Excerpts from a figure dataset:
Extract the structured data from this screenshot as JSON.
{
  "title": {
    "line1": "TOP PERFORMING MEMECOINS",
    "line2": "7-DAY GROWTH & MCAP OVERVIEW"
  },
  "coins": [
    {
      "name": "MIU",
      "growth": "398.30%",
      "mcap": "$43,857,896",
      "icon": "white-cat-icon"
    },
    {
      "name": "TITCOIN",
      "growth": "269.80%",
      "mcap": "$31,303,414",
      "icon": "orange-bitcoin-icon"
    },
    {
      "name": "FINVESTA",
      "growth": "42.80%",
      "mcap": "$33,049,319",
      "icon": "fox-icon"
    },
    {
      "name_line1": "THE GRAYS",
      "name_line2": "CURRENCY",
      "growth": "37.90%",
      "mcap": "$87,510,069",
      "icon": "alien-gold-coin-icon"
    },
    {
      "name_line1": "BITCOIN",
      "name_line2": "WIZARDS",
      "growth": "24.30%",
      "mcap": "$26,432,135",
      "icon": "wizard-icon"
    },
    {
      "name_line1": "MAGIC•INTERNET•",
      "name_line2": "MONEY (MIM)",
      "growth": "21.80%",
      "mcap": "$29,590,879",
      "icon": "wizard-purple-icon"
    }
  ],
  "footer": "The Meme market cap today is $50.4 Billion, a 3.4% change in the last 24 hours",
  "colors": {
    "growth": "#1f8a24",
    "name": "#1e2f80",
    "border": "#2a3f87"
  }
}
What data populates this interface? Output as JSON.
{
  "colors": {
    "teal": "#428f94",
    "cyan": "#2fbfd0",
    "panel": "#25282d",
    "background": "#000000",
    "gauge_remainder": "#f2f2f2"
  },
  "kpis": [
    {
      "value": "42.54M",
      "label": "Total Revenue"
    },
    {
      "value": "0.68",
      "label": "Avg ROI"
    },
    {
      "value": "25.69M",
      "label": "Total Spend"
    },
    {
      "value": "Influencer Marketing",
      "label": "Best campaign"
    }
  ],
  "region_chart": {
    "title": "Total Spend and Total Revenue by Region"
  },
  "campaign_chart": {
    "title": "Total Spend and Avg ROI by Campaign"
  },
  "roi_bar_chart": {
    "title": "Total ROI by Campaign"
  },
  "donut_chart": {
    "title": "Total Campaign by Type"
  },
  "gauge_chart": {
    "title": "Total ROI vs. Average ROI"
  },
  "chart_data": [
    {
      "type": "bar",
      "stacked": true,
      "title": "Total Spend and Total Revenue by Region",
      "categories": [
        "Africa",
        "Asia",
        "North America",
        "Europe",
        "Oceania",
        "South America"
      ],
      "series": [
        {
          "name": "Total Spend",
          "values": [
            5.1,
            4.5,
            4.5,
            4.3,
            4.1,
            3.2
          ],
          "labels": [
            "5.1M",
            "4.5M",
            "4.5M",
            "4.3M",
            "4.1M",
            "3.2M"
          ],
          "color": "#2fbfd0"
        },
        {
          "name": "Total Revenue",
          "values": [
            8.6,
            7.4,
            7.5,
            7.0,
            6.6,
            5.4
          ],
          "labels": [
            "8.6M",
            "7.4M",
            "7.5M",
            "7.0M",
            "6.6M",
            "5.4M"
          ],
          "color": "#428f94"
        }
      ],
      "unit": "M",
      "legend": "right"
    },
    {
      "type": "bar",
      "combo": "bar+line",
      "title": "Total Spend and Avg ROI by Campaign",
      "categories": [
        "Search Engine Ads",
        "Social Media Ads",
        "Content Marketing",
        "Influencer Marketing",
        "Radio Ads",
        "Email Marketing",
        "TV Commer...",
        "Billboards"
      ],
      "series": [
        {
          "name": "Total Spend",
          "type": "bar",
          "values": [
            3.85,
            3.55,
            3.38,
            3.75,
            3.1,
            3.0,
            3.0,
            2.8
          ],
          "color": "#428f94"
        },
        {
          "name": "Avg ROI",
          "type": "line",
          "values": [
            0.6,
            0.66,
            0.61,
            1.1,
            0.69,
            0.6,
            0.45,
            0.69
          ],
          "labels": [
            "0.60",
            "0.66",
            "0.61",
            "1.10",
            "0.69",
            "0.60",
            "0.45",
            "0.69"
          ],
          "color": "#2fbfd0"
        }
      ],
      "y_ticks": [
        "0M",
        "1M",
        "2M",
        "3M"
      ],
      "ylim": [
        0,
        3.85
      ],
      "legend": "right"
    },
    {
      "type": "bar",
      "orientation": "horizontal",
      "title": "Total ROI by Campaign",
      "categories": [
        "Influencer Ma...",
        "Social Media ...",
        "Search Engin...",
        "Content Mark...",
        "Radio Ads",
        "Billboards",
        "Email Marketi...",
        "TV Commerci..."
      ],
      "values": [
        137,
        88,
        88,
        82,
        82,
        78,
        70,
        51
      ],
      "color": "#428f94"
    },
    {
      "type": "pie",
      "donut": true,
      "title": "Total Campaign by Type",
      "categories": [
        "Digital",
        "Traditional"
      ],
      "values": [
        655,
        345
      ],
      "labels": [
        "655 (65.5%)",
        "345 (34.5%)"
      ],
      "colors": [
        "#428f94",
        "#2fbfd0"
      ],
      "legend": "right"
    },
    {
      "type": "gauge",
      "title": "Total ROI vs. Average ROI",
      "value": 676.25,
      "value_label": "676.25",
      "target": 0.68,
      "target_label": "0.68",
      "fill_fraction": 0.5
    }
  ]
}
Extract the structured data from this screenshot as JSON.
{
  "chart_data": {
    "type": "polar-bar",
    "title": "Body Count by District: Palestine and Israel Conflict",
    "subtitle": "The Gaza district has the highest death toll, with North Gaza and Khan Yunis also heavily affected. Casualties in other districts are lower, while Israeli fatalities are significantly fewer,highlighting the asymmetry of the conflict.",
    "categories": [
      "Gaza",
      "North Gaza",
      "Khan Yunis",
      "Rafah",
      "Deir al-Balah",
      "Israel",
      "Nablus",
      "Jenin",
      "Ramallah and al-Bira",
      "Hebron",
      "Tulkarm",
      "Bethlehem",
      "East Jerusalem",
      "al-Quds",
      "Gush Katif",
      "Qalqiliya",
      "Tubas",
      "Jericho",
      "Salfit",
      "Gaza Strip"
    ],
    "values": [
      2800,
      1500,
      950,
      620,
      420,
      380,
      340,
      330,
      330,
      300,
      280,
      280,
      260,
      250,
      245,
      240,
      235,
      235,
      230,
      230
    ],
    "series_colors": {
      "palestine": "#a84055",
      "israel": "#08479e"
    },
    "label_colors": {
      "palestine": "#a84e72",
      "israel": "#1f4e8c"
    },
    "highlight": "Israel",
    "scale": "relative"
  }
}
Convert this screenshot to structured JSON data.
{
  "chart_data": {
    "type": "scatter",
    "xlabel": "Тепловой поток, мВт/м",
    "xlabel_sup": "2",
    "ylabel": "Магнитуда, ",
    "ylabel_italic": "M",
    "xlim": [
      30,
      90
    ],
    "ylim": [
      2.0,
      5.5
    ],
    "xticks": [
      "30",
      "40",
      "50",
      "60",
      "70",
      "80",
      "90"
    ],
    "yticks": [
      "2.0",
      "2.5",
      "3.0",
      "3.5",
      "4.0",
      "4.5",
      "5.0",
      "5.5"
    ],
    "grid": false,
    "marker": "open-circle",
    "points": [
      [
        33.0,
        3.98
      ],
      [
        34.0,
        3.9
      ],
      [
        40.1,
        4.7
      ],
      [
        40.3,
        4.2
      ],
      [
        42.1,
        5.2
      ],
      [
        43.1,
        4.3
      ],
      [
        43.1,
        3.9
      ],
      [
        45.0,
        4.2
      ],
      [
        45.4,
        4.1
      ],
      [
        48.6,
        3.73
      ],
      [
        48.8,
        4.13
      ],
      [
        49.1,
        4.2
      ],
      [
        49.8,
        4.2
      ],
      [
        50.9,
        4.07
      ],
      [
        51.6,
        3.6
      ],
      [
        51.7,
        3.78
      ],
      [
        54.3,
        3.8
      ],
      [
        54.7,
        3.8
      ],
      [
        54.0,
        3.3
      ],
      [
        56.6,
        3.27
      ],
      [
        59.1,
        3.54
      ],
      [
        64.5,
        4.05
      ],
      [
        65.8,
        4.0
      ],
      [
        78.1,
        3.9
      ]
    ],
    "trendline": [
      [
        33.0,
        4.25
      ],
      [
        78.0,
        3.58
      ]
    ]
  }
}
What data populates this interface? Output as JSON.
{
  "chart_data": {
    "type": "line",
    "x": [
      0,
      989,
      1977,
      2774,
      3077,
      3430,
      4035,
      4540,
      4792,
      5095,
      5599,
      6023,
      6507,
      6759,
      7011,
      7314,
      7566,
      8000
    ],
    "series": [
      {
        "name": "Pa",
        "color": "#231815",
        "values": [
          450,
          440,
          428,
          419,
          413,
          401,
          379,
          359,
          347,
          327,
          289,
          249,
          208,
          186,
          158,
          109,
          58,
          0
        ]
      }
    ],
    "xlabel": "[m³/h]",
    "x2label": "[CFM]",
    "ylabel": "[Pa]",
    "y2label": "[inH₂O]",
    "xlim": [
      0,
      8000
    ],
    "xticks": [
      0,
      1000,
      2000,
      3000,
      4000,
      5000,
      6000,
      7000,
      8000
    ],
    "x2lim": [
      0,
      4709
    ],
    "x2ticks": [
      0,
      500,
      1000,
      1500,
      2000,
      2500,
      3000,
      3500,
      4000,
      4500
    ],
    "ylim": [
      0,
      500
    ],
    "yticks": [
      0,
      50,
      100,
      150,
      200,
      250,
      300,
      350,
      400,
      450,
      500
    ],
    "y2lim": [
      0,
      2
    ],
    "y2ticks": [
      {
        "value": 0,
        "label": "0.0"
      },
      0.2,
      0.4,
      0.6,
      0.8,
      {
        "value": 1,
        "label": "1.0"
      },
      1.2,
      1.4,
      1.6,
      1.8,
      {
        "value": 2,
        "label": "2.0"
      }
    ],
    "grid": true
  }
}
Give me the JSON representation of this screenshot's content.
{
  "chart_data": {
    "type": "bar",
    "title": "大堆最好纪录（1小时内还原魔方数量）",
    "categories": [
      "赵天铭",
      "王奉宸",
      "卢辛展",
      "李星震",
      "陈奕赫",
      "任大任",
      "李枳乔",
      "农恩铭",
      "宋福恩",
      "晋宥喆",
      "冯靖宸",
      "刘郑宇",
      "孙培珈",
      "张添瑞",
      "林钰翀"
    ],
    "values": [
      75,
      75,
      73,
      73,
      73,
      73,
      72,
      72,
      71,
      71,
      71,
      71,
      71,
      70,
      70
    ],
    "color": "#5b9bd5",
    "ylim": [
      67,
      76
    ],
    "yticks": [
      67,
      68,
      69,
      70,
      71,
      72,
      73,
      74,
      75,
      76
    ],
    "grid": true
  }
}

Your objective:
From the entries above, extract every line where the word "screenshot" appears.

Result of the task:
Extract the structured data from this screenshot as JSON.
Extract the structured data from this screenshot as JSON.
Convert this screenshot to structured JSON data.
Give me the JSON representation of this screenshot's content.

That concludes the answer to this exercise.